Figure content listings:
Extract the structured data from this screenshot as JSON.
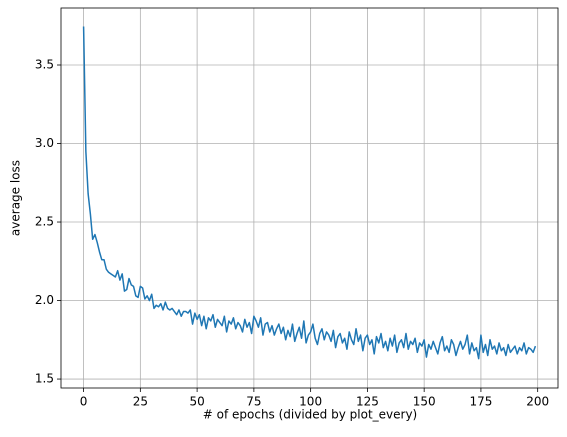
{
  "chart_data": {
    "type": "line",
    "xlabel": "# of epochs (divided by plot_every)",
    "ylabel": "average loss",
    "x": [
      0,
      1,
      2,
      3,
      4,
      5,
      6,
      7,
      8,
      9,
      10,
      11,
      12,
      13,
      14,
      15,
      16,
      17,
      18,
      19,
      20,
      21,
      22,
      23,
      24,
      25,
      26,
      27,
      28,
      29,
      30,
      31,
      32,
      33,
      34,
      35,
      36,
      37,
      38,
      39,
      40,
      41,
      42,
      43,
      44,
      45,
      46,
      47,
      48,
      49,
      50,
      51,
      52,
      53,
      54,
      55,
      56,
      57,
      58,
      59,
      60,
      61,
      62,
      63,
      64,
      65,
      66,
      67,
      68,
      69,
      70,
      71,
      72,
      73,
      74,
      75,
      76,
      77,
      78,
      79,
      80,
      81,
      82,
      83,
      84,
      85,
      86,
      87,
      88,
      89,
      90,
      91,
      92,
      93,
      94,
      95,
      96,
      97,
      98,
      99,
      100,
      101,
      102,
      103,
      104,
      105,
      106,
      107,
      108,
      109,
      110,
      111,
      112,
      113,
      114,
      115,
      116,
      117,
      118,
      119,
      120,
      121,
      122,
      123,
      124,
      125,
      126,
      127,
      128,
      129,
      130,
      131,
      132,
      133,
      134,
      135,
      136,
      137,
      138,
      139,
      140,
      141,
      142,
      143,
      144,
      145,
      146,
      147,
      148,
      149,
      150,
      151,
      152,
      153,
      154,
      155,
      156,
      157,
      158,
      159,
      160,
      161,
      162,
      163,
      164,
      165,
      166,
      167,
      168,
      169,
      170,
      171,
      172,
      173,
      174,
      175,
      176,
      177,
      178,
      179,
      180,
      181,
      182,
      183,
      184,
      185,
      186,
      187,
      188,
      189,
      190,
      191,
      192,
      193,
      194,
      195,
      196,
      197,
      198,
      199
    ],
    "series": [
      {
        "name": "average loss",
        "color": "#1f77b4",
        "values": [
          3.745,
          2.95,
          2.68,
          2.55,
          2.39,
          2.42,
          2.37,
          2.31,
          2.26,
          2.26,
          2.2,
          2.18,
          2.17,
          2.16,
          2.15,
          2.19,
          2.13,
          2.17,
          2.06,
          2.07,
          2.14,
          2.1,
          2.09,
          2.03,
          2.02,
          2.09,
          2.08,
          2.01,
          2.03,
          2.0,
          2.04,
          1.95,
          1.97,
          1.96,
          1.98,
          1.94,
          1.99,
          1.95,
          1.94,
          1.95,
          1.93,
          1.91,
          1.94,
          1.9,
          1.93,
          1.93,
          1.92,
          1.94,
          1.85,
          1.92,
          1.88,
          1.91,
          1.84,
          1.9,
          1.82,
          1.89,
          1.87,
          1.91,
          1.83,
          1.88,
          1.86,
          1.84,
          1.9,
          1.8,
          1.87,
          1.85,
          1.89,
          1.82,
          1.86,
          1.84,
          1.8,
          1.88,
          1.83,
          1.86,
          1.79,
          1.9,
          1.87,
          1.83,
          1.89,
          1.78,
          1.85,
          1.86,
          1.8,
          1.84,
          1.78,
          1.82,
          1.85,
          1.79,
          1.83,
          1.75,
          1.81,
          1.77,
          1.85,
          1.74,
          1.79,
          1.83,
          1.76,
          1.87,
          1.73,
          1.78,
          1.8,
          1.85,
          1.76,
          1.72,
          1.79,
          1.82,
          1.75,
          1.8,
          1.78,
          1.74,
          1.81,
          1.7,
          1.77,
          1.79,
          1.73,
          1.76,
          1.69,
          1.8,
          1.75,
          1.72,
          1.82,
          1.74,
          1.78,
          1.68,
          1.76,
          1.78,
          1.72,
          1.75,
          1.66,
          1.77,
          1.73,
          1.79,
          1.7,
          1.74,
          1.68,
          1.76,
          1.71,
          1.78,
          1.67,
          1.73,
          1.75,
          1.7,
          1.79,
          1.69,
          1.74,
          1.72,
          1.76,
          1.67,
          1.73,
          1.71,
          1.75,
          1.64,
          1.72,
          1.69,
          1.74,
          1.7,
          1.66,
          1.73,
          1.77,
          1.68,
          1.71,
          1.67,
          1.75,
          1.72,
          1.65,
          1.7,
          1.74,
          1.69,
          1.72,
          1.78,
          1.66,
          1.73,
          1.68,
          1.7,
          1.63,
          1.78,
          1.67,
          1.72,
          1.65,
          1.75,
          1.69,
          1.71,
          1.66,
          1.73,
          1.68,
          1.7,
          1.65,
          1.72,
          1.67,
          1.69,
          1.71,
          1.66,
          1.7,
          1.68,
          1.73,
          1.66,
          1.7,
          1.69,
          1.67,
          1.71
        ]
      }
    ],
    "xlim": [
      -9.95,
      208.95
    ],
    "ylim": [
      1.443,
      3.863
    ],
    "xticks": [
      0,
      25,
      50,
      75,
      100,
      125,
      150,
      175,
      200
    ],
    "yticks": [
      {
        "value": 1.5,
        "label": "1.5"
      },
      {
        "value": 2,
        "label": "2.0"
      },
      {
        "value": 2.5,
        "label": "2.5"
      },
      {
        "value": 3,
        "label": "3.0"
      },
      {
        "value": 3.5,
        "label": "3.5"
      }
    ],
    "grid": true
  }
}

- Requirements
Working from the material above, transcribe it exactly while omitting pictures.

- Worked answer
Extract the structured data from this screenshot as JSON.
{
  "chart_data": {
    "type": "line",
    "xlabel": "# of epochs (divided by plot_every)",
    "ylabel": "average loss",
    "x": [
      0,
      1,
      2,
      3,
      4,
      5,
      6,
      7,
      8,
      9,
      10,
      11,
      12,
      13,
      14,
      15,
      16,
      17,
      18,
      19,
      20,
      21,
      22,
      23,
      24,
      25,
      26,
      27,
      28,
      29,
      30,
      31,
      32,
      33,
      34,
      35,
      36,
      37,
      38,
      39,
      40,
      41,
      42,
      43,
      44,
      45,
      46,
      47,
      48,
      49,
      50,
      51,
      52,
      53,
      54,
      55,
      56,
      57,
      58,
      59,
      60,
      61,
      62,
      63,
      64,
      65,
      66,
      67,
      68,
      69,
      70,
      71,
      72,
      73,
      74,
      75,
      76,
      77,
      78,
      79,
      80,
      81,
      82,
      83,
      84,
      85,
      86,
      87,
      88,
      89,
      90,
      91,
      92,
      93,
      94,
      95,
      96,
      97,
      98,
      99,
      100,
      101,
      102,
      103,
      104,
      105,
      106,
      107,
      108,
      109,
      110,
      111,
      112,
      113,
      114,
      115,
      116,
      117,
      118,
      119,
      120,
      121,
      122,
      123,
      124,
      125,
      126,
      127,
      128,
      129,
      130,
      131,
      132,
      133,
      134,
      135,
      136,
      137,
      138,
      139,
      140,
      141,
      142,
      143,
      144,
      145,
      146,
      147,
      148,
      149,
      150,
      151,
      152,
      153,
      154,
      155,
      156,
      157,
      158,
      159,
      160,
      161,
      162,
      163,
      164,
      165,
      166,
      167,
      168,
      169,
      170,
      171,
      172,
      173,
      174,
      175,
      176,
      177,
      178,
      179,
      180,
      181,
      182,
      183,
      184,
      185,
      186,
      187,
      188,
      189,
      190,
      191,
      192,
      193,
      194,
      195,
      196,
      197,
      198,
      199
    ],
    "series": [
      {
        "name": "average loss",
        "color": "#1f77b4",
        "values": [
          3.745,
          2.95,
          2.68,
          2.55,
          2.39,
          2.42,
          2.37,
          2.31,
          2.26,
          2.26,
          2.2,
          2.18,
          2.17,
          2.16,
          2.15,
          2.19,
          2.13,
          2.17,
          2.06,
          2.07,
          2.14,
          2.1,
          2.09,
          2.03,
          2.02,
          2.09,
          2.08,
          2.01,
          2.03,
          2.0,
          2.04,
          1.95,
          1.97,
          1.96,
          1.98,
          1.94,
          1.99,
          1.95,
          1.94,
          1.95,
          1.93,
          1.91,
          1.94,
          1.9,
          1.93,
          1.93,
          1.92,
          1.94,
          1.85,
          1.92,
          1.88,
          1.91,
          1.84,
          1.9,
          1.82,
          1.89,
          1.87,
          1.91,
          1.83,
          1.88,
          1.86,
          1.84,
          1.9,
          1.8,
          1.87,
          1.85,
          1.89,
          1.82,
          1.86,
          1.84,
          1.8,
          1.88,
          1.83,
          1.86,
          1.79,
          1.9,
          1.87,
          1.83,
          1.89,
          1.78,
          1.85,
          1.86,
          1.8,
          1.84,
          1.78,
          1.82,
          1.85,
          1.79,
          1.83,
          1.75,
          1.81,
          1.77,
          1.85,
          1.74,
          1.79,
          1.83,
          1.76,
          1.87,
          1.73,
          1.78,
          1.8,
          1.85,
          1.76,
          1.72,
          1.79,
          1.82,
          1.75,
          1.8,
          1.78,
          1.74,
          1.81,
          1.7,
          1.77,
          1.79,
          1.73,
          1.76,
          1.69,
          1.8,
          1.75,
          1.72,
          1.82,
          1.74,
          1.78,
          1.68,
          1.76,
          1.78,
          1.72,
          1.75,
          1.66,
          1.77,
          1.73,
          1.79,
          1.7,
          1.74,
          1.68,
          1.76,
          1.71,
          1.78,
          1.67,
          1.73,
          1.75,
          1.7,
          1.79,
          1.69,
          1.74,
          1.72,
          1.76,
          1.67,
          1.73,
          1.71,
          1.75,
          1.64,
          1.72,
          1.69,
          1.74,
          1.7,
          1.66,
          1.73,
          1.77,
          1.68,
          1.71,
          1.67,
          1.75,
          1.72,
          1.65,
          1.7,
          1.74,
          1.69,
          1.72,
          1.78,
          1.66,
          1.73,
          1.68,
          1.7,
          1.63,
          1.78,
          1.67,
          1.72,
          1.65,
          1.75,
          1.69,
          1.71,
          1.66,
          1.73,
          1.68,
          1.7,
          1.65,
          1.72,
          1.67,
          1.69,
          1.71,
          1.66,
          1.7,
          1.68,
          1.73,
          1.66,
          1.7,
          1.69,
          1.67,
          1.71
        ]
      }
    ],
    "xlim": [
      -9.95,
      208.95
    ],
    "ylim": [
      1.443,
      3.863
    ],
    "xticks": [
      0,
      25,
      50,
      75,
      100,
      125,
      150,
      175,
      200
    ],
    "yticks": [
      {
        "value": 1.5,
        "label": "1.5"
      },
      {
        "value": 2,
        "label": "2.0"
      },
      {
        "value": 2.5,
        "label": "2.5"
      },
      {
        "value": 3,
        "label": "3.0"
      },
      {
        "value": 3.5,
        "label": "3.5"
      }
    ],
    "grid": true
  }
}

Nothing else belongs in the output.